EXERCISE DETAILS |
Quote the entries word for word. Omit the pictures.

EXTRACTED RECORDS |
::::::

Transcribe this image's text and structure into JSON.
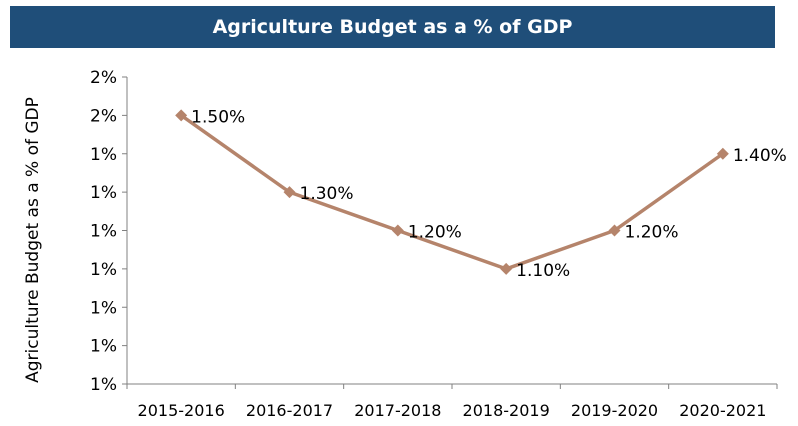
{
  "colors": {
    "title_bg": "#1f4e79",
    "series": "#b5846b"
  },
  "chart_data": {
    "type": "line",
    "title": "Agriculture Budget as a % of GDP",
    "ylabel": "Agriculture Budget as a % of GDP",
    "xlabel": "",
    "categories": [
      "2015-2016",
      "2016-2017",
      "2017-2018",
      "2018-2019",
      "2019-2020",
      "2020-2021"
    ],
    "series": [
      {
        "values": [
          1.5,
          1.3,
          1.2,
          1.1,
          1.2,
          1.4
        ],
        "labels": [
          "1.50%",
          "1.30%",
          "1.20%",
          "1.10%",
          "1.20%",
          "1.40%"
        ]
      }
    ],
    "ylim": [
      0.8,
      1.6
    ],
    "yticks": [
      {
        "value": 1.6,
        "label": "2%"
      },
      {
        "value": 1.5,
        "label": "2%"
      },
      {
        "value": 1.4,
        "label": "1%"
      },
      {
        "value": 1.3,
        "label": "1%"
      },
      {
        "value": 1.2,
        "label": "1%"
      },
      {
        "value": 1.1,
        "label": "1%"
      },
      {
        "value": 1.0,
        "label": "1%"
      },
      {
        "value": 0.9,
        "label": "1%"
      },
      {
        "value": 0.8,
        "label": "1%"
      }
    ],
    "grid": false,
    "legend": "none",
    "marker": "diamond"
  }
}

::::::

SOLVED EXERCISE |
Transcribe this image's text and structure into JSON.
{
  "colors": {
    "title_bg": "#1f4e79",
    "series": "#b5846b"
  },
  "chart_data": {
    "type": "line",
    "title": "Agriculture Budget as a % of GDP",
    "ylabel": "Agriculture Budget as a % of GDP",
    "xlabel": "",
    "categories": [
      "2015-2016",
      "2016-2017",
      "2017-2018",
      "2018-2019",
      "2019-2020",
      "2020-2021"
    ],
    "series": [
      {
        "values": [
          1.5,
          1.3,
          1.2,
          1.1,
          1.2,
          1.4
        ],
        "labels": [
          "1.50%",
          "1.30%",
          "1.20%",
          "1.10%",
          "1.20%",
          "1.40%"
        ]
      }
    ],
    "ylim": [
      0.8,
      1.6
    ],
    "yticks": [
      {
        "value": 1.6,
        "label": "2%"
      },
      {
        "value": 1.5,
        "label": "2%"
      },
      {
        "value": 1.4,
        "label": "1%"
      },
      {
        "value": 1.3,
        "label": "1%"
      },
      {
        "value": 1.2,
        "label": "1%"
      },
      {
        "value": 1.1,
        "label": "1%"
      },
      {
        "value": 1.0,
        "label": "1%"
      },
      {
        "value": 0.9,
        "label": "1%"
      },
      {
        "value": 0.8,
        "label": "1%"
      }
    ],
    "grid": false,
    "legend": "none",
    "marker": "diamond"
  }
}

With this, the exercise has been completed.